→ **WORK TO BE COMPLETED**
Using the listing below, extract each line that has the word "JSON" in it.
== == ==
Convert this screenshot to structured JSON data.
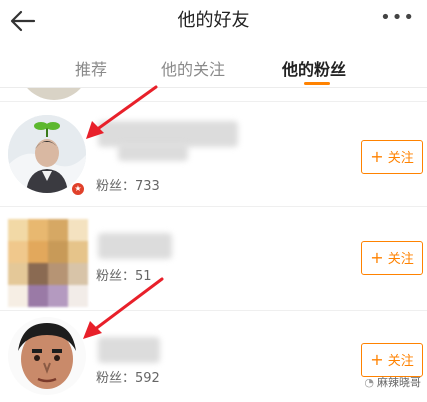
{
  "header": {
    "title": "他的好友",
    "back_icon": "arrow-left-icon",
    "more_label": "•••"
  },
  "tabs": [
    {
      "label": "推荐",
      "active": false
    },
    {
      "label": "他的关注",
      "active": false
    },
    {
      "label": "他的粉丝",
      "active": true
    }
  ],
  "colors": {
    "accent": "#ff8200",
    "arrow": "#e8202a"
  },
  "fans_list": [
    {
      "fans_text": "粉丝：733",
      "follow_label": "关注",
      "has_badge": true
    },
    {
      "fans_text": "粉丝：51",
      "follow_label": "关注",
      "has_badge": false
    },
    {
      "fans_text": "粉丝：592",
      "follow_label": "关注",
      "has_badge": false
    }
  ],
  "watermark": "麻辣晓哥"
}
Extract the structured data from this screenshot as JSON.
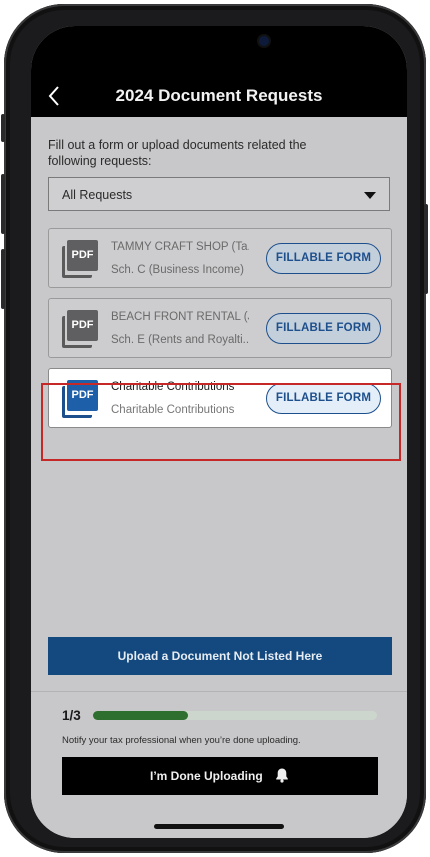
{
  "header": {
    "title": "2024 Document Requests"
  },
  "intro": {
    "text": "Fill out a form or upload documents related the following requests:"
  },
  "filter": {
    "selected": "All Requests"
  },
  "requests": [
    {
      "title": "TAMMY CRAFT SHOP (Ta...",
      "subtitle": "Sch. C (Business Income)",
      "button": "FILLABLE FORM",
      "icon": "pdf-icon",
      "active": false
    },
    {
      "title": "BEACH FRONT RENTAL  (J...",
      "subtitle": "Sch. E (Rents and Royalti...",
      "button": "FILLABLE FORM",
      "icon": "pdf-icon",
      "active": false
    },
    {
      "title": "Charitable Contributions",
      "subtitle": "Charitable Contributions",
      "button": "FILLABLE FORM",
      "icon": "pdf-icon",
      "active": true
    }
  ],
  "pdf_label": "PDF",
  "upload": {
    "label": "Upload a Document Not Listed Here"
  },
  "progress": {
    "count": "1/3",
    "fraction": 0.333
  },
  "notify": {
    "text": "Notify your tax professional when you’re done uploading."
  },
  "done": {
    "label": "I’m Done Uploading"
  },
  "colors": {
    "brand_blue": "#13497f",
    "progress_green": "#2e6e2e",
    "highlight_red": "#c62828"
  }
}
== == ==
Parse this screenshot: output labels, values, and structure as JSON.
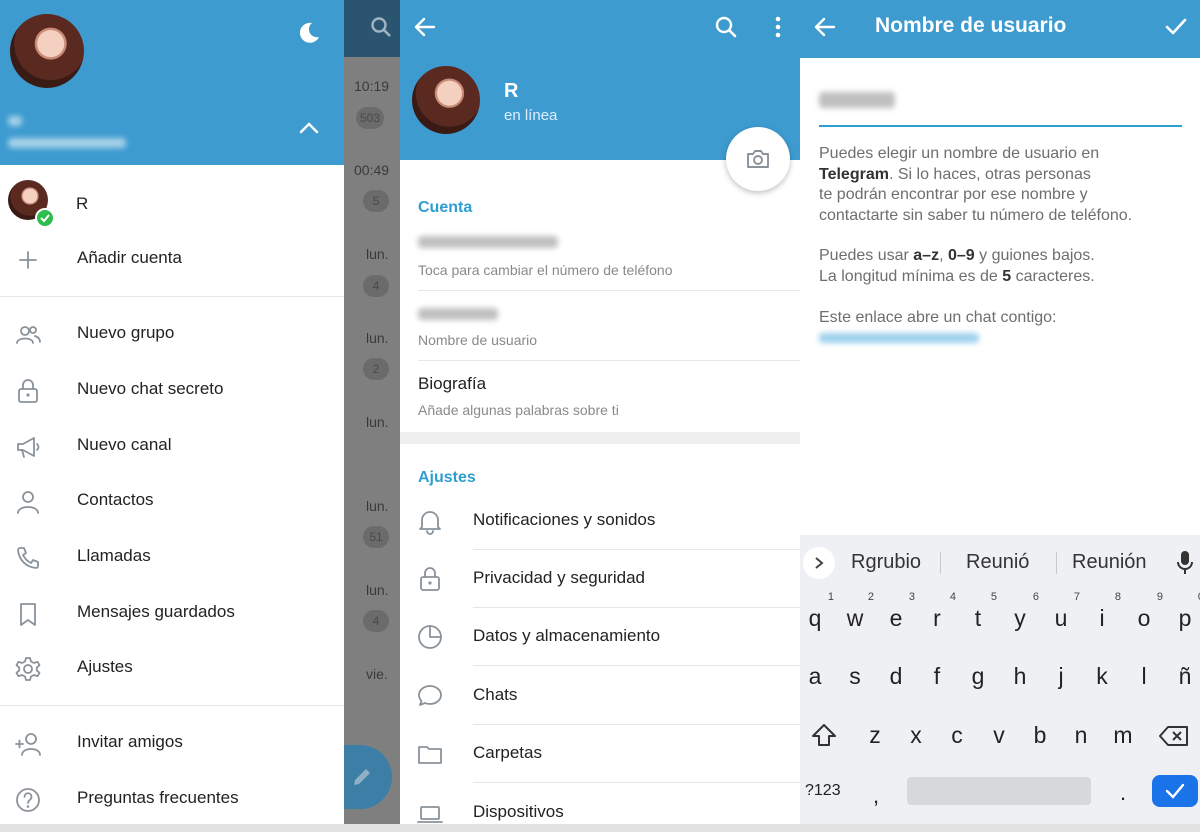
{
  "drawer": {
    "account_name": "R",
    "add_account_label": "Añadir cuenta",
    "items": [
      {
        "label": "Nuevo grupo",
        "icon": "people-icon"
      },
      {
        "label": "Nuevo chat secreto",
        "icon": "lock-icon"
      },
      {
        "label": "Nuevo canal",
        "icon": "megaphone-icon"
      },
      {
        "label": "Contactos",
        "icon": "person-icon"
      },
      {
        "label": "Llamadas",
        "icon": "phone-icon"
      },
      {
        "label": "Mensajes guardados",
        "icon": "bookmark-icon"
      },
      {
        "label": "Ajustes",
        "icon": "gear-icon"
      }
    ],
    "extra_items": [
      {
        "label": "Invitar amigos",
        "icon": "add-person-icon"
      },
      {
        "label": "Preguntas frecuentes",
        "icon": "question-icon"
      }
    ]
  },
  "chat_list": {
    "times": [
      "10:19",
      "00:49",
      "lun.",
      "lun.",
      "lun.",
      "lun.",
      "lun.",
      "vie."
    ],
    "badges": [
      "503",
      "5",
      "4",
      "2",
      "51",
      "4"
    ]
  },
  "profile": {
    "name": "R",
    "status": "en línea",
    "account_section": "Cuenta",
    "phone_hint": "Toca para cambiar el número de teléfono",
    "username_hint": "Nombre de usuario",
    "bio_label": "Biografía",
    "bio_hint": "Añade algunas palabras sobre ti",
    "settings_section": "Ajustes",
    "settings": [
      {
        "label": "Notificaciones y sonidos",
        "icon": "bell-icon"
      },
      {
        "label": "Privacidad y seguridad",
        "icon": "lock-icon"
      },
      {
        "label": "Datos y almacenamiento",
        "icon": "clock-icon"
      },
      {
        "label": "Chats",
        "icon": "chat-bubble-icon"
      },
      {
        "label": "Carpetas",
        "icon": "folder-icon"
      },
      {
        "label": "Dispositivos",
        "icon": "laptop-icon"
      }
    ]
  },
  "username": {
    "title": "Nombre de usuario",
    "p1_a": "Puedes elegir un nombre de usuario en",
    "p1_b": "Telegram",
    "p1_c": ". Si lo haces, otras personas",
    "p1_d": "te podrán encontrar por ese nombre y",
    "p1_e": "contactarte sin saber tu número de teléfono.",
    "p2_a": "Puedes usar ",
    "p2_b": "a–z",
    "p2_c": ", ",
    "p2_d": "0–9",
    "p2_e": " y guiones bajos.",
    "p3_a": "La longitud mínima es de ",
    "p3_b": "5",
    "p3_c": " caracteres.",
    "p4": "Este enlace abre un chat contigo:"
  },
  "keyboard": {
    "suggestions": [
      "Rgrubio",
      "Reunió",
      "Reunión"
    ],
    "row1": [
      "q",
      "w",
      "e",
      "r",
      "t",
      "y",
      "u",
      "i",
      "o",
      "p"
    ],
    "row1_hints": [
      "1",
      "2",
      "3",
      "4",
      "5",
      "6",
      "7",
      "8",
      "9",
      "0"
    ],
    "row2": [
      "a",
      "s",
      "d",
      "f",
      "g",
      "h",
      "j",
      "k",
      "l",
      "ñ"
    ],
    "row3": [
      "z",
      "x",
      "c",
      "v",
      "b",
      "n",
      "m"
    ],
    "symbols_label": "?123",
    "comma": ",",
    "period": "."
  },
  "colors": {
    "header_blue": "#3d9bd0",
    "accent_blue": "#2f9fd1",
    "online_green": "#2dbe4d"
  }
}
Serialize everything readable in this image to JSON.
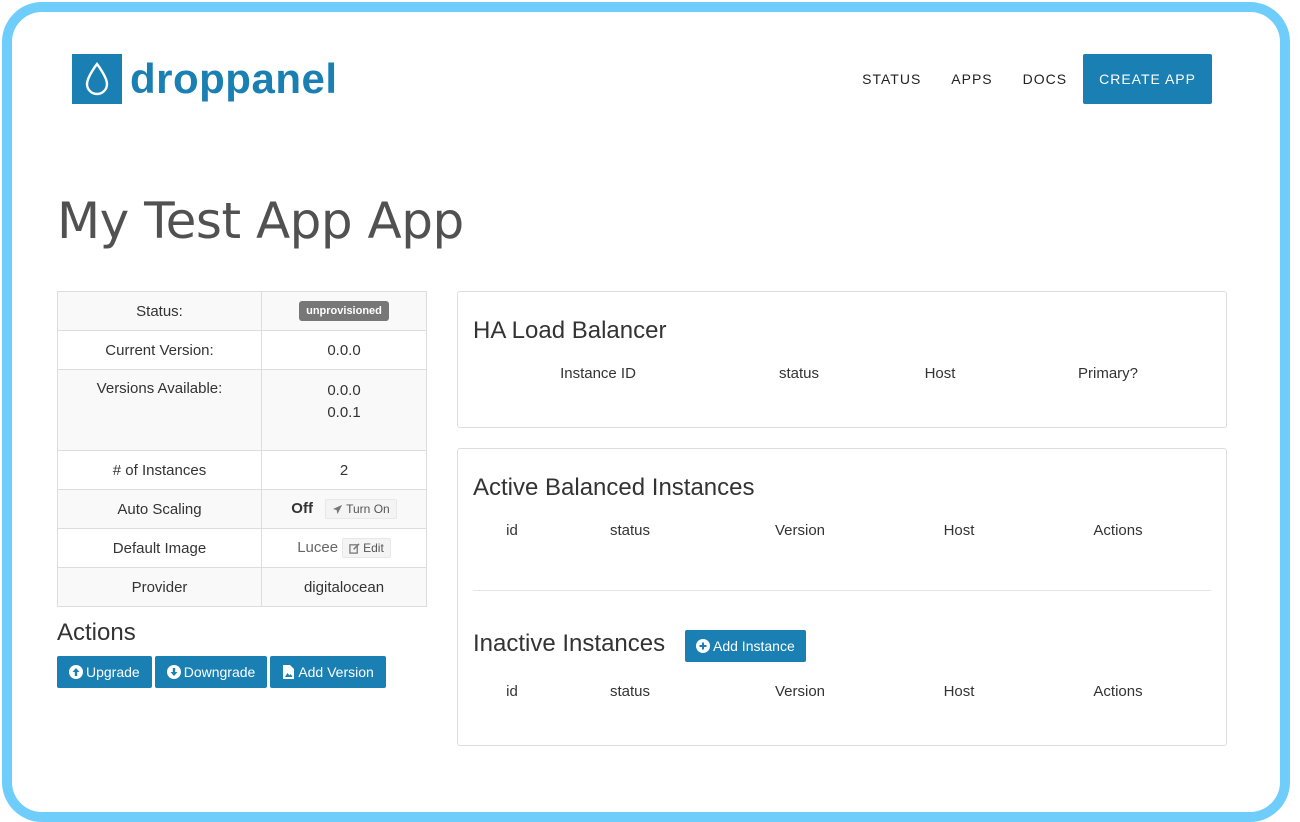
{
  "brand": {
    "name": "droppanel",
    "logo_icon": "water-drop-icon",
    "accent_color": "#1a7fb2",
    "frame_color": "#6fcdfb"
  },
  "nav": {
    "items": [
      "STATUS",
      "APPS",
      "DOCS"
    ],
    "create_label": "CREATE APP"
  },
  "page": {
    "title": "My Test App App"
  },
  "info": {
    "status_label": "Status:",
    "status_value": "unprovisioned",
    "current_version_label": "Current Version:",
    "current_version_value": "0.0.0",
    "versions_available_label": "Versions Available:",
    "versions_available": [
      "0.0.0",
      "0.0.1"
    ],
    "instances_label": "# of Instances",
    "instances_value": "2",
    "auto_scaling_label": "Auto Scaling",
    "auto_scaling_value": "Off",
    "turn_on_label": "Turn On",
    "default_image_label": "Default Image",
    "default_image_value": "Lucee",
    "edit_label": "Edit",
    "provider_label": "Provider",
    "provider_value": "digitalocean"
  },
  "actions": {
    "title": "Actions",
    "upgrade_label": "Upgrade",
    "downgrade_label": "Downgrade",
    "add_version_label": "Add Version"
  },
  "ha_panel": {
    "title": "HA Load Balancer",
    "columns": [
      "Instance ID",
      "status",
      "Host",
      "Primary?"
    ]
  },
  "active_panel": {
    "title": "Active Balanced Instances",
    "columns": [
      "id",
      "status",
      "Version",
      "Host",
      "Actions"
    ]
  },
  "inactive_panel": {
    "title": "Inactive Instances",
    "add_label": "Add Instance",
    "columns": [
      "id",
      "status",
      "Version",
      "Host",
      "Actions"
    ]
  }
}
== == ==
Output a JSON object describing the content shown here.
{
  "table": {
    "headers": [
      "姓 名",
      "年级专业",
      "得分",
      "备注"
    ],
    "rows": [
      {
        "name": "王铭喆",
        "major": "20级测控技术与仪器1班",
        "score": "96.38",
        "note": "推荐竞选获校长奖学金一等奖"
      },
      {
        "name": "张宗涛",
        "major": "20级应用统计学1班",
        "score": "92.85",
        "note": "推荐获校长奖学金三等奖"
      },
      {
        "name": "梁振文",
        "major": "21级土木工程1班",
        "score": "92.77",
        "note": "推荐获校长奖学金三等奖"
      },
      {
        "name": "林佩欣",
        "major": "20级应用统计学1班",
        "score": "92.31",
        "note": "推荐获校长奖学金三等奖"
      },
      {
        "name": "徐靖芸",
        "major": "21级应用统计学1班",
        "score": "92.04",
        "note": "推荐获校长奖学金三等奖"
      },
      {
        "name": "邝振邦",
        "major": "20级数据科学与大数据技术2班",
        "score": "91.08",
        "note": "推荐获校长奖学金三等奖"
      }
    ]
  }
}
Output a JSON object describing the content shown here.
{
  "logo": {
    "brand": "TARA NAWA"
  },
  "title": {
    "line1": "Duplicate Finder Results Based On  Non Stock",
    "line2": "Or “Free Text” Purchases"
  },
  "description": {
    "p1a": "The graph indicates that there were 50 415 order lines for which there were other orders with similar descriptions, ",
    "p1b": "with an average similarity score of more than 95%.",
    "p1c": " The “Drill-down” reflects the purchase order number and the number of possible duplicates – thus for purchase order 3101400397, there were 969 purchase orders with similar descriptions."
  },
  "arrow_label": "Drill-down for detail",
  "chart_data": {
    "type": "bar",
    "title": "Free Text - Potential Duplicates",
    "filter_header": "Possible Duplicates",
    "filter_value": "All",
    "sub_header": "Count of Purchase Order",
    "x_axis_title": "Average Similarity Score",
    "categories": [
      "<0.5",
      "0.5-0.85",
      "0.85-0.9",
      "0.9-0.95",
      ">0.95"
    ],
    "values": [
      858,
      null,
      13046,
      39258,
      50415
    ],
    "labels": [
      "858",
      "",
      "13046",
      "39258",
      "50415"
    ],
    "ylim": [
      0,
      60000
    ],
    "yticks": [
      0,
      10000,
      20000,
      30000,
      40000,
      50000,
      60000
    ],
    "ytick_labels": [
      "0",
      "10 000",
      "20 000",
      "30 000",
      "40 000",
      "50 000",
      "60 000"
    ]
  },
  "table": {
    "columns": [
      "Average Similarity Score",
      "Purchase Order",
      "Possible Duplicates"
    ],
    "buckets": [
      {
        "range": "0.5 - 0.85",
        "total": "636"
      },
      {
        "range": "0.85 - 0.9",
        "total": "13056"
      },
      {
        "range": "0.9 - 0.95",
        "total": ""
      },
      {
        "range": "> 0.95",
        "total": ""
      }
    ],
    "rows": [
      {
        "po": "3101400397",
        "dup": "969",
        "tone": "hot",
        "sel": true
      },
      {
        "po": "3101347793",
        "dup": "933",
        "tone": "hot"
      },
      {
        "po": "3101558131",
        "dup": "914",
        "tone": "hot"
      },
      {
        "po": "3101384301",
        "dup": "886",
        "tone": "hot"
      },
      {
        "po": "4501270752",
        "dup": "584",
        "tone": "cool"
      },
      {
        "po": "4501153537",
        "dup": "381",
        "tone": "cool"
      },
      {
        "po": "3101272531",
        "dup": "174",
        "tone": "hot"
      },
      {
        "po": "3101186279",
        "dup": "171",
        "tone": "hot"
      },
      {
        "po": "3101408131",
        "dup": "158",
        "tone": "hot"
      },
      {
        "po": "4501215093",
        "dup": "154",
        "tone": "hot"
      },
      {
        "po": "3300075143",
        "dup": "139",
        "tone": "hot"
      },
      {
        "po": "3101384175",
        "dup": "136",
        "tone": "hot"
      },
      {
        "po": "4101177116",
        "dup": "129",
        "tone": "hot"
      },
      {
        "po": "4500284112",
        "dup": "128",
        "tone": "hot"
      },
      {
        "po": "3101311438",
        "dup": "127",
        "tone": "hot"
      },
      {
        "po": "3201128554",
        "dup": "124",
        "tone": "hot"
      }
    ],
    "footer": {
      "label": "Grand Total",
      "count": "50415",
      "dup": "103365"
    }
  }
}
== == ==
→ **THE COMPLETED TASK**
Convert this screenshot to structured JSON data.
Extract the structured data from this screenshot as JSON.
Parse this screenshot: output labels, values, and structure as JSON.
Serialize everything readable in this image to JSON.
Output a JSON object describing the content shown here.
Output a JSON object describing the content shown here.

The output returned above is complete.